Pull every line with the word "ทธเจ" out of the entries below.

── Data for this task

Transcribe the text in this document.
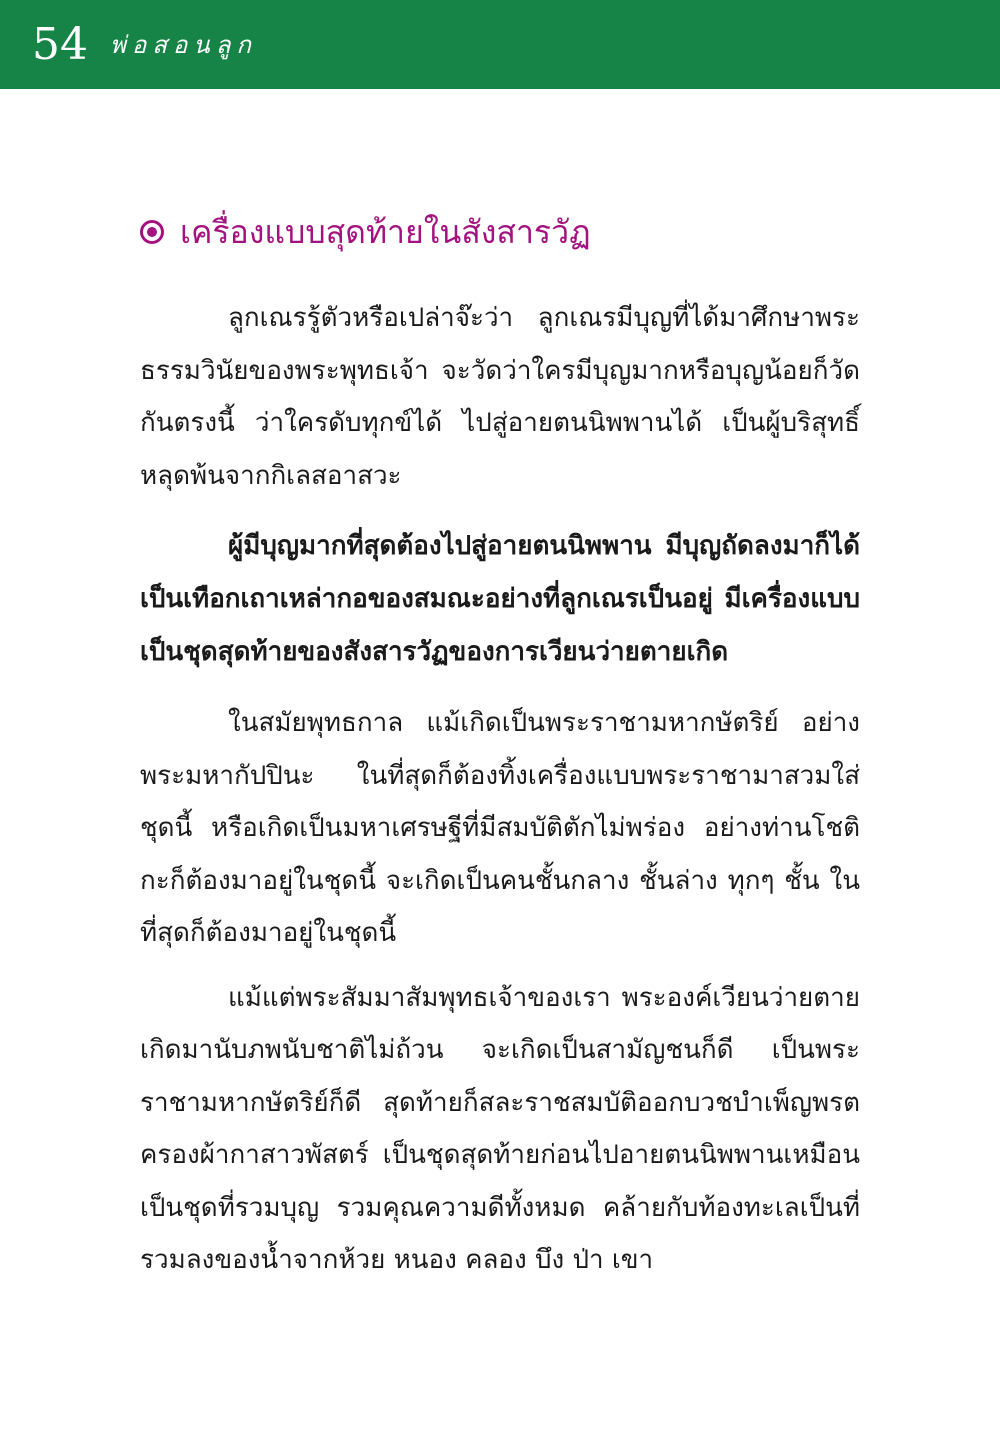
54 พ่อสอนลูก
เครื่องแบบสุดท้ายในสังสารวัฏ

ลูกเณรรู้ตัวหรือเปล่าจ๊ะว่า ลูกเณรมีบุญที่ได้มาศึกษาพระธรรมวินัยของพระพุทธเจ้า จะวัดว่าใครมีบุญมากหรือบุญน้อยก็วัดกันตรงนี้ ว่าใครดับทุกข์ได้ ไปสู่อายตนนิพพานได้ เป็นผู้บริสุทธิ์หลุดพ้นจากกิเลสอาสวะ

ผู้มีบุญมากที่สุดต้องไปสู่อายตนนิพพาน มีบุญถัดลงมาก็ได้เป็นเทือกเถาเหล่ากอของสมณะอย่างที่ลูกเณรเป็นอยู่ มีเครื่องแบบเป็นชุดสุดท้ายของสังสารวัฏของการเวียนว่ายตายเกิด

ในสมัยพุทธกาล แม้เกิดเป็นพระราชามหากษัตริย์ อย่างพระมหากัปปินะ ในที่สุดก็ต้องทิ้งเครื่องแบบพระราชามาสวมใส่ชุดนี้ หรือเกิดเป็นมหาเศรษฐีที่มีสมบัติตักไม่พร่อง อย่างท่านโชติกะก็ต้องมาอยู่ในชุดนี้ จะเกิดเป็นคนชั้นกลาง ชั้นล่าง ทุกๆ ชั้น ในที่สุดก็ต้องมาอยู่ในชุดนี้

แม้แต่พระสัมมาสัมพุทธเจ้าของเรา พระองค์เวียนว่ายตายเกิดมานับภพนับชาติไม่ถ้วน จะเกิดเป็นสามัญชนก็ดี เป็นพระราชามหากษัตริย์ก็ดี สุดท้ายก็สละราชสมบัติออกบวชบำเพ็ญพรต ครองผ้ากาสาวพัสตร์ เป็นชุดสุดท้ายก่อนไปอายตนนิพพานเหมือนเป็นชุดที่รวมบุญ รวมคุณความดีทั้งหมด คล้ายกับท้องทะเลเป็นที่รวมลงของน้ำจากห้วย หนอง คลอง บึง ป่า เขา
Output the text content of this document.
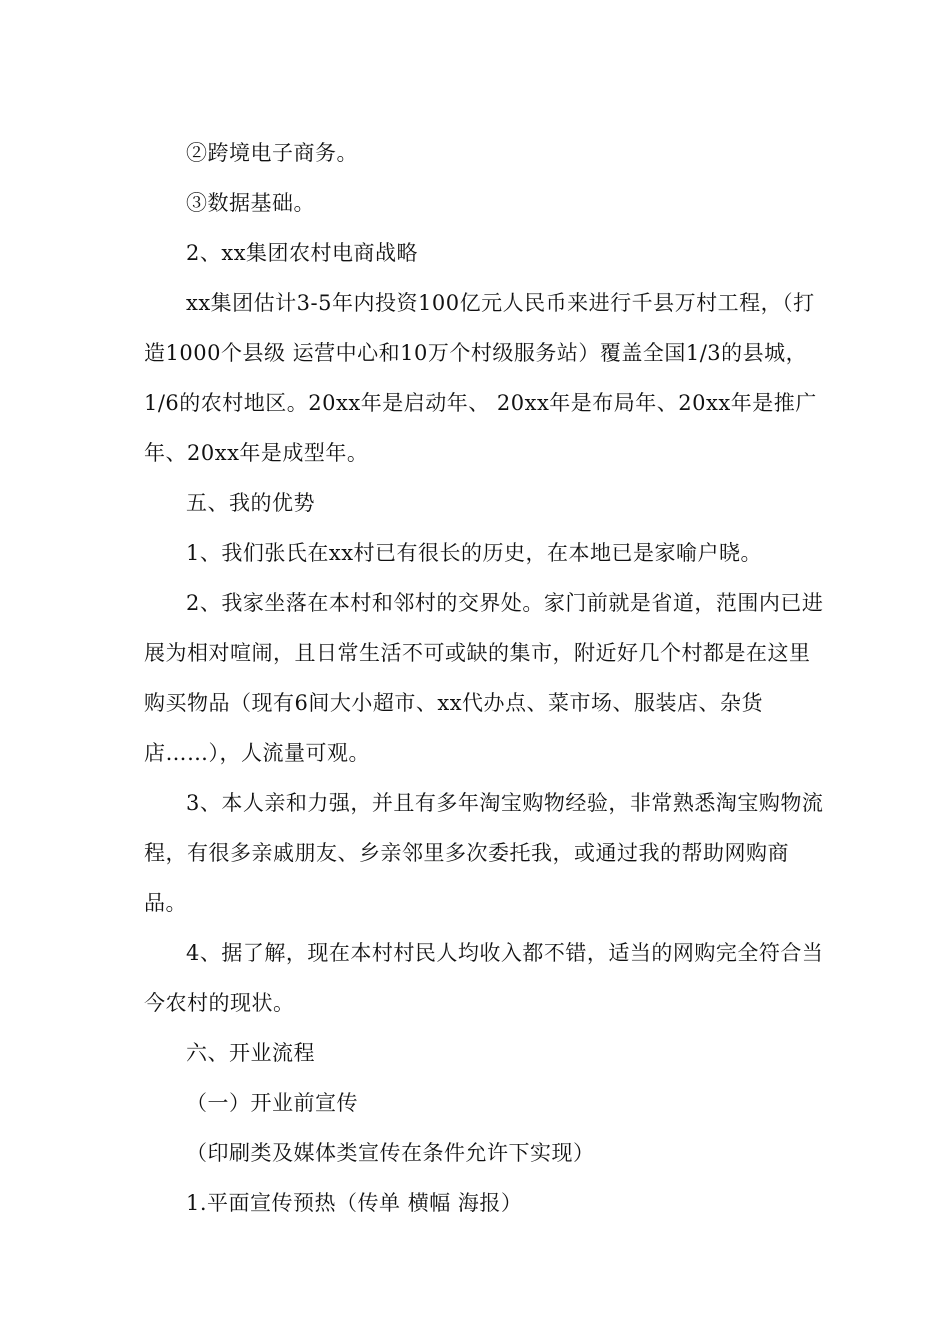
②跨境电子商务。

③数据基础。

2、xx集团农村电商战略

xx集团估计3-5年内投资100亿元人民币来进行千县万村工程，（打造1000个县级 运营中心和10万个村级服务站）覆盖全国1/3的县城，1/6的农村地区。20xx年是启动年、 20xx年是布局年、20xx年是推广年、20xx年是成型年。

五、我的优势

1、我们张氏在xx村已有很长的历史，在本地已是家喻户晓。

2、我家坐落在本村和邻村的交界处。家门前就是省道，范围内已进展为相对喧闹，且日常生活不可或缺的集市，附近好几个村都是在这里购买物品（现有6间大小超市、xx代办点、菜市场、服装店、杂货店……），人流量可观。

3、本人亲和力强，并且有多年淘宝购物经验，非常熟悉淘宝购物流程，有很多亲戚朋友、乡亲邻里多次委托我，或通过我的帮助网购商品。

4、据了解，现在本村村民人均收入都不错，适当的网购完全符合当今农村的现状。

六、开业流程

（一）开业前宣传

（印刷类及媒体类宣传在条件允许下实现）

1.平面宣传预热（传单 横幅 海报）
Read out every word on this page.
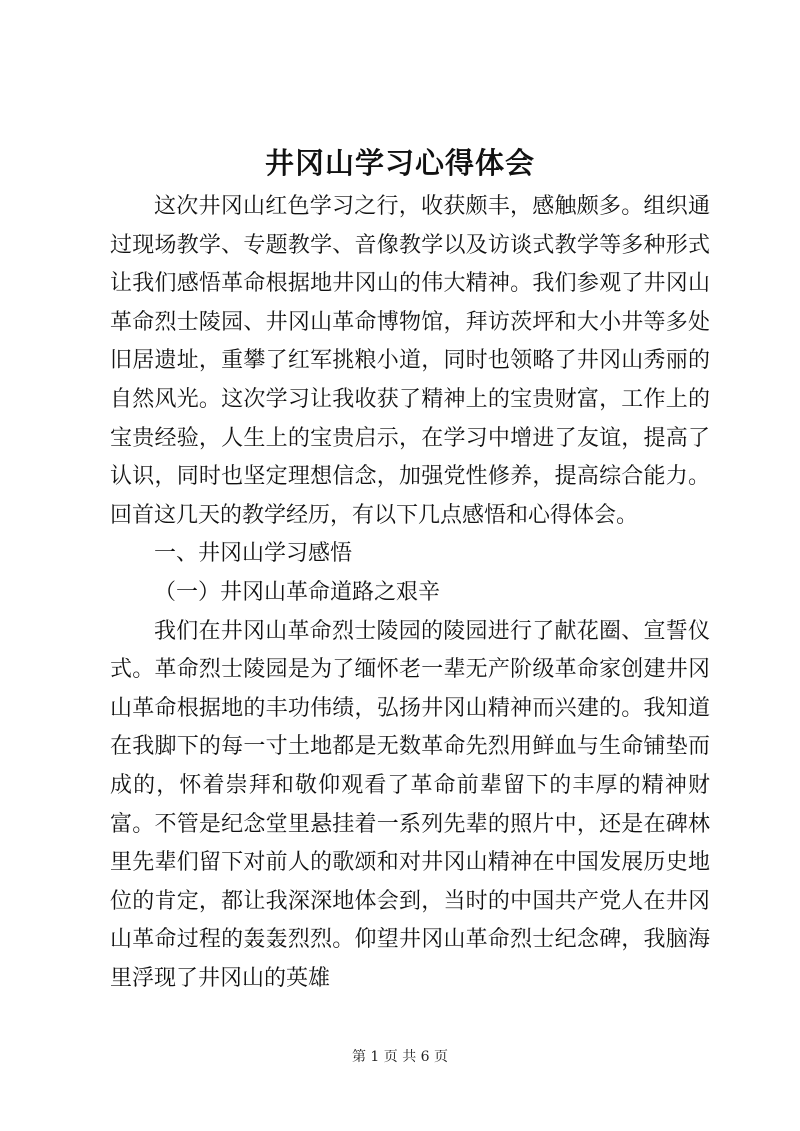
井冈山学习心得体会

这次井冈山红色学习之行，收获颇丰，感触颇多。组织通过现场教学、专题教学、音像教学以及访谈式教学等多种形式让我们感悟革命根据地井冈山的伟大精神。我们参观了井冈山革命烈士陵园、井冈山革命博物馆，拜访茨坪和大小井等多处旧居遗址，重攀了红军挑粮小道，同时也领略了井冈山秀丽的自然风光。这次学习让我收获了精神上的宝贵财富，工作上的宝贵经验，人生上的宝贵启示，在学习中增进了友谊，提高了认识，同时也坚定理想信念，加强党性修养，提高综合能力。回首这几天的教学经历，有以下几点感悟和心得体会。

一、井冈山学习感悟

（一）井冈山革命道路之艰辛

我们在井冈山革命烈士陵园的陵园进行了献花圈、宣誓仪式。革命烈士陵园是为了缅怀老一辈无产阶级革命家创建井冈山革命根据地的丰功伟绩，弘扬井冈山精神而兴建的。我知道在我脚下的每一寸土地都是无数革命先烈用鲜血与生命铺垫而成的，怀着崇拜和敬仰观看了革命前辈留下的丰厚的精神财富。不管是纪念堂里悬挂着一系列先辈的照片中，还是在碑林里先辈们留下对前人的歌颂和对井冈山精神在中国发展历史地位的肯定，都让我深深地体会到，当时的中国共产党人在井冈山革命过程的轰轰烈烈。仰望井冈山革命烈士纪念碑，我脑海里浮现了井冈山的英雄

第 1 页 共 6 页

────

Result of this task:
ลูกเณรรู้ตัวหรือเปล่าจ๊ะว่า ลูกเณรมีบุญที่ได้มาศึกษาพระธรรมวินัยของพระพุทธเจ้า จะวัดว่าใครมีบุญมากหรือบุญน้อยก็วัดกันตรงนี้ ว่าใครดับทุกข์ได้ ไปสู่อายตนนิพพานได้ เป็นผู้บริสุทธิ์หลุดพ้นจากกิเลสอาสวะ
แม้แต่พระสัมมาสัมพุทธเจ้าของเรา พระองค์เวียนว่ายตายเกิดมานับภพนับชาติไม่ถ้วน จะเกิดเป็นสามัญชนก็ดี เป็นพระราชามหากษัตริย์ก็ดี สุดท้ายก็สละราชสมบัติออกบวชบำเพ็ญพรต ครองผ้ากาสาวพัสตร์ เป็นชุดสุดท้ายก่อนไปอายตนนิพพานเหมือนเป็นชุดที่รวมบุญ รวมคุณความดีทั้งหมด คล้ายกับท้องทะเลเป็นที่รวมลงของน้ำจากห้วย หนอง คลอง บึง ป่า เขา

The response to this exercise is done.